• Exercise requirements
**A.** Extract the passage of the Unisaw forum thread from "## ChunkyC (Jun" to "new delta saw.", copying it without any change.
**B.** In the Unisaw forum thread, condense the paragraph beginning "Hey Tom, I picked it up" into a shorter version that retains its main facts.
**C.** Continue the forum thread about the new Unisaw from the point at which it stops.

-- START Extracted text --

# My new unisaw



## toddc (Mar 6, 2007)

Suweeet!


----------



## greatview (Oct 3, 2009)

I'm curious about the logistics: Did you get it delivered? How did you get it off the truck? Things like that. I'm sure it is too heavy to simply lift. Does it breakdown into manageable sized "pieces"?


----------



## joe21 (Feb 9, 2009)

Hey Tom, I picked it up in one trip with A Chevy S-10. I got lucky when I got home because my boy had some friends over and lifted the heavy cabinet out of the truck. That is the heavy piece and it is bolted down to pallet. The rest of the boxes were manageable.


----------



## ChunkyC (Jun 28, 2009)

Green with envy I am. I guess I should have stayed in for 20 + yrs and gotten me one of the sweet machines. The new Uni's are real work of art. I would be afraid of cutting anything on it as I might get it dirty.

Chunk


----------



## bigike (May 25, 2009)

i like this saw but the blade guard seems kinda flimsy everything else is sick all the up grades i like that the adjst. wheels are on the front and feel so sturdy in your hands i wish i can change the fence to my old new delta saw but i think u made a great purchase for your shop, im with chuck though i would hate to get it durty like firs was with my new delta saw.


----------



## degoose (Mar 20, 2009)

I only did 7 in the RAN … does that count… I have been looking at these suckers and I will only take about 50 to 100 boards to be able to afford one.. A chevy S-10 would be nice but I have to manage with a '62 Ford Ute as a shop truck..
Congrats on retirement and on 22 years and on the Unisaw.. Delta Rocks.


----------



## a1Jim (Aug 9, 2008)

Looks great congrats


----------



## patron (Apr 2, 2009)

new saw ,
new life .

enjoy !


----------



## Domer (Mar 8, 2009)

Did you get the mobile base?

Domer


----------



## sbryan55 (Dec 8, 2007)

That is a great looking saw. It is a top notch tool that should last you a lifetime.


----------



## mattg (May 6, 2008)

That is a beautiful thing!!! Congradulations!!


----------



## Beginningwoodworker (May 5, 2008)

-- END Extracted text --
-- START Data excerpt --

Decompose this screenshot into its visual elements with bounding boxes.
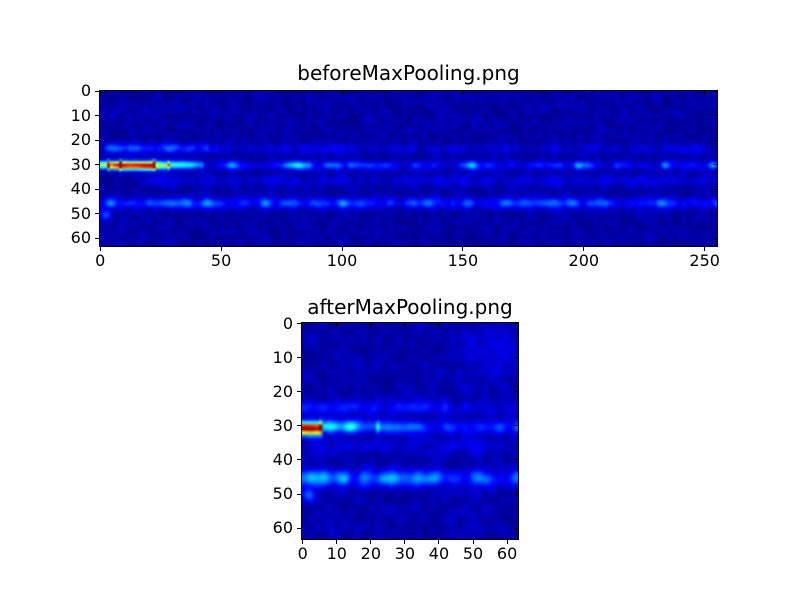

-- END Data excerpt --

• Final answers
**A.**
## ChunkyC (Jun 28, 2009)

Green with envy I am. I guess I should have stayed in for 20 + yrs and gotten me one of the sweet machines. The new Uni's are real work of art. I would be afraid of cutting anything on it as I might get it dirty.

Chunk


----------



## bigike (May 25, 2009)

i like this saw but the blade guard seems kinda flimsy everything else is sick all the up grades i like that the adjst. wheels are on the front and feel so sturdy in your hands i wish i can change the fence to my old new delta saw but i think u made a great purchase for your shop, im with chuck though i would hate to get it durty like firs was with my new delta saw.

**B.** The saw was brought home in a single trip in a Chevy S-10. There, the poster's son and his friends lifted the cabinet, the heaviest piece and bolted to a pallet, out of the truck. The remaining boxes were manageable.

**C.**
Congrats on you new Unisaw!


----------



## joe21 (Feb 9, 2009)

Domer, Woodcraft has a special going on 10% off and the mobile base is throne in for free. I really like that the Delta is being made in the USA. If you have not been up and personal with one then you do not know what you are missing. The quality and tolerances go unmatched my MHO. I guess that why it was in design for three years before they released it. But it does come with a price.


----------



## Newton (Jun 29, 2008)

Enjoy! Whay did you replace?


----------



## Rick_Boyett (Aug 9, 2009)

Drooooooooooool


----------



## ChunkyC (Jun 28, 2009)

Man do I wish I could justify $2874.99 for a tablesaw. Oh but wait, only $80 shipping. Actually that's an awesome shipping rate let alone for lift gate service.

Now everyone go and order a new Unisaw!


----------



## Bothus (Sep 14, 2009)

That is one nice saw. I have looked at them at Rockler and I love that both wheels are in the front.

I would love to have one but I would feel guilty spending that much.

Thanks for sharing.

Bothus


----------



## Cato (May 1, 2009)

Congrats that is a beaut.


----------



## khop (May 2, 2008)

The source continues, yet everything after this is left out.